[Stored data]
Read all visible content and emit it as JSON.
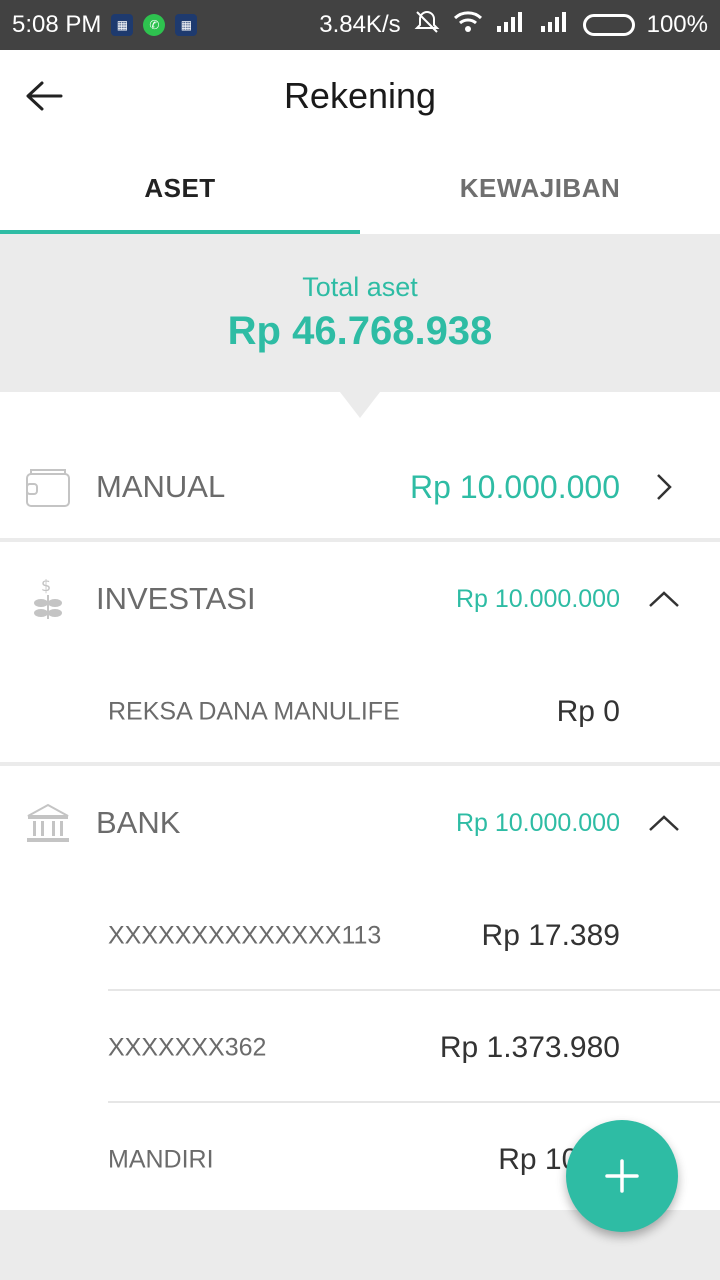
{
  "status_bar": {
    "time": "5:08 PM",
    "network_speed": "3.84K/s",
    "battery_percent": "100%"
  },
  "app_bar": {
    "title": "Rekening"
  },
  "tabs": [
    {
      "label": "ASET",
      "active": true
    },
    {
      "label": "KEWAJIBAN",
      "active": false
    }
  ],
  "summary": {
    "label": "Total aset",
    "value": "Rp 46.768.938"
  },
  "sections": {
    "manual": {
      "name": "MANUAL",
      "amount": "Rp 10.000.000",
      "icon": "wallet-icon",
      "chevron": "chevron-right-icon"
    },
    "investasi": {
      "name": "INVESTASI",
      "amount": "Rp 10.000.000",
      "icon": "money-plant-icon",
      "chevron": "chevron-up-icon",
      "items": [
        {
          "name": "REKSA DANA MANULIFE",
          "amount": "Rp 0"
        }
      ]
    },
    "bank": {
      "name": "BANK",
      "amount": "Rp 10.000.000",
      "icon": "bank-icon",
      "chevron": "chevron-up-icon",
      "items": [
        {
          "name": "XXXXXXXXXXXXXX113",
          "amount": "Rp 17.389"
        },
        {
          "name": "XXXXXXX362",
          "amount": "Rp 1.373.980"
        },
        {
          "name": "MANDIRI",
          "amount": "Rp 101.3"
        }
      ]
    }
  },
  "fab": {
    "icon": "plus-icon"
  },
  "colors": {
    "accent": "#2ebca4",
    "status_bar": "#424242",
    "background": "#ebebeb"
  }
}
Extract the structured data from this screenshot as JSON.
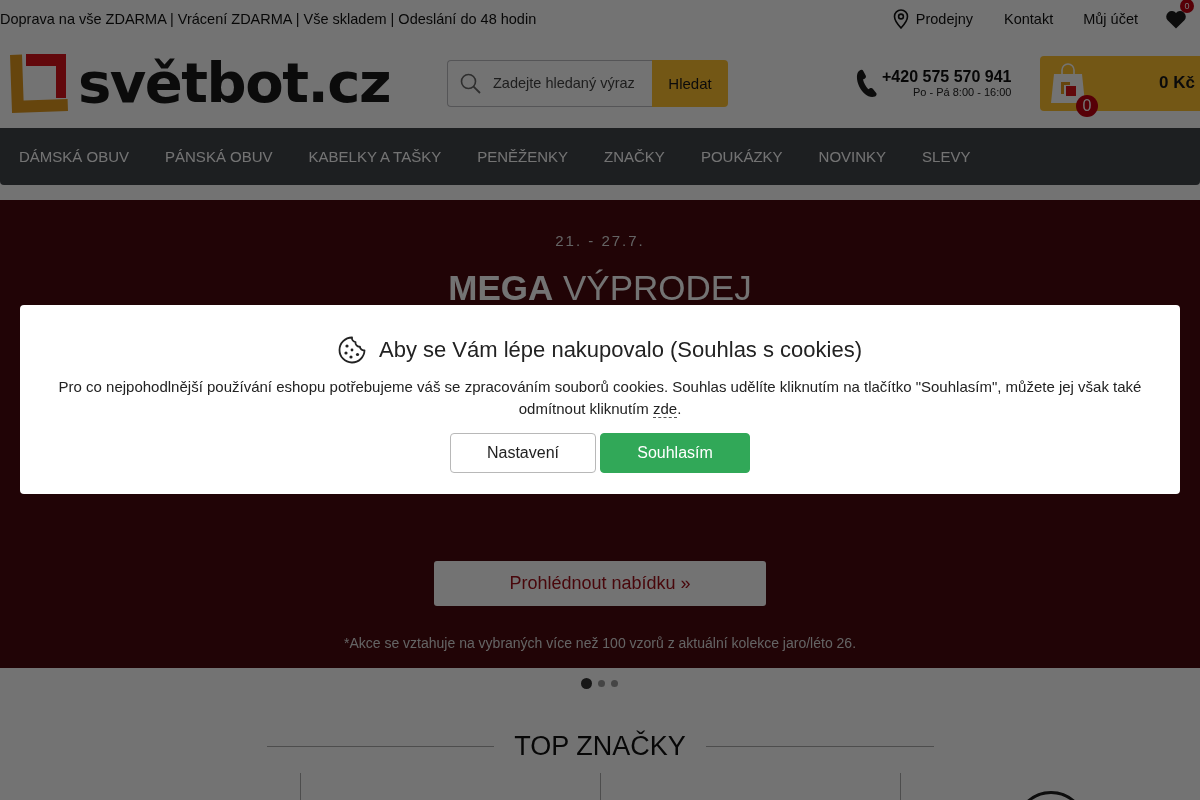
{
  "top_bar": {
    "benefits": "Doprava na vše ZDARMA | Vrácení ZDARMA | Vše skladem | Odeslání do 48 hodin",
    "store_link": "Prodejny",
    "links": [
      "Kontakt",
      "Můj účet"
    ],
    "wishlist_count": "0"
  },
  "header": {
    "logo": "světbot.cz",
    "search": {
      "placeholder": "Zadejte hledaný výraz",
      "button": "Hledat"
    },
    "phone": {
      "number": "+420 575 570 941",
      "hours": "Po - Pá 8:00 - 16:00"
    },
    "cart": {
      "count": "0",
      "total": "0 Kč"
    }
  },
  "nav": [
    "DÁMSKÁ OBUV",
    "PÁNSKÁ OBUV",
    "KABELKY A TAŠKY",
    "PENĚŽENKY",
    "ZNAČKY",
    "POUKÁZKY",
    "NOVINKY",
    "SLEVY"
  ],
  "hero": {
    "dates": "21. - 27.7.",
    "title": "**MEGA** VÝPRODEJ",
    "button": "Prohlédnout nabídku »",
    "footnote": "*Akce se vztahuje na vybraných více než 100 vzorů z aktuální kolekce jaro/léto 26.",
    "slides": [
      {
        "selected": true
      },
      {
        "selected": false
      },
      {
        "selected": false
      }
    ]
  },
  "brands": {
    "title": "TOP ZNAČKY"
  },
  "cookie_dialog": {
    "title": "Aby se Vám lépe nakupovalo (Souhlas s cookies)",
    "text": "Pro co nejpohodlnější používání eshopu potřebujeme váš se zpracováním souborů cookies. Souhlas udělíte kliknutím na tlačítko \"Souhlasím\", můžete jej však také odmítnout kliknutím",
    "link": "zde",
    "text_end": ".",
    "buttons": [
      {
        "kind": "secondary",
        "label": "Nastavení"
      },
      {
        "kind": "primary",
        "label": "Souhlasím"
      }
    ]
  }
}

#### What you will do
The entries above are to be returned exactly, without their pictures.

#### Response to the exercise
Read all visible content and emit it as JSON.
{
  "status_bar": {
    "time": "5:08 PM",
    "network_speed": "3.84K/s",
    "battery_percent": "100%"
  },
  "app_bar": {
    "title": "Rekening"
  },
  "tabs": [
    {
      "label": "ASET",
      "active": true
    },
    {
      "label": "KEWAJIBAN",
      "active": false
    }
  ],
  "summary": {
    "label": "Total aset",
    "value": "Rp 46.768.938"
  },
  "sections": {
    "manual": {
      "name": "MANUAL",
      "amount": "Rp 10.000.000",
      "icon": "wallet-icon",
      "chevron": "chevron-right-icon"
    },
    "investasi": {
      "name": "INVESTASI",
      "amount": "Rp 10.000.000",
      "icon": "money-plant-icon",
      "chevron": "chevron-up-icon",
      "items": [
        {
          "name": "REKSA DANA MANULIFE",
          "amount": "Rp 0"
        }
      ]
    },
    "bank": {
      "name": "BANK",
      "amount": "Rp 10.000.000",
      "icon": "bank-icon",
      "chevron": "chevron-up-icon",
      "items": [
        {
          "name": "XXXXXXXXXXXXXX113",
          "amount": "Rp 17.389"
        },
        {
          "name": "XXXXXXX362",
          "amount": "Rp 1.373.980"
        },
        {
          "name": "MANDIRI",
          "amount": "Rp 101.3"
        }
      ]
    }
  },
  "fab": {
    "icon": "plus-icon"
  },
  "colors": {
    "accent": "#2ebca4",
    "status_bar": "#424242",
    "background": "#ebebeb"
  }
}
Extract the structured data from this screenshot as JSON.
{
  "top_bar": {
    "benefits": "Doprava na vše ZDARMA | Vrácení ZDARMA | Vše skladem | Odeslání do 48 hodin",
    "store_link": "Prodejny",
    "links": [
      "Kontakt",
      "Můj účet"
    ],
    "wishlist_count": "0"
  },
  "header": {
    "logo": "světbot.cz",
    "search": {
      "placeholder": "Zadejte hledaný výraz",
      "button": "Hledat"
    },
    "phone": {
      "number": "+420 575 570 941",
      "hours": "Po - Pá 8:00 - 16:00"
    },
    "cart": {
      "count": "0",
      "total": "0 Kč"
    }
  },
  "nav": [
    "DÁMSKÁ OBUV",
    "PÁNSKÁ OBUV",
    "KABELKY A TAŠKY",
    "PENĚŽENKY",
    "ZNAČKY",
    "POUKÁZKY",
    "NOVINKY",
    "SLEVY"
  ],
  "hero": {
    "dates": "21. - 27.7.",
    "title": "**MEGA** VÝPRODEJ",
    "button": "Prohlédnout nabídku »",
    "footnote": "*Akce se vztahuje na vybraných více než 100 vzorů z aktuální kolekce jaro/léto 26.",
    "slides": [
      {
        "selected": true
      },
      {
        "selected": false
      },
      {
        "selected": false
      }
    ]
  },
  "brands": {
    "title": "TOP ZNAČKY"
  },
  "cookie_dialog": {
    "title": "Aby se Vám lépe nakupovalo (Souhlas s cookies)",
    "text": "Pro co nejpohodlnější používání eshopu potřebujeme váš se zpracováním souborů cookies. Souhlas udělíte kliknutím na tlačítko \"Souhlasím\", můžete jej však také odmítnout kliknutím",
    "link": "zde",
    "text_end": ".",
    "buttons": [
      {
        "kind": "secondary",
        "label": "Nastavení"
      },
      {
        "kind": "primary",
        "label": "Souhlasím"
      }
    ]
  }
}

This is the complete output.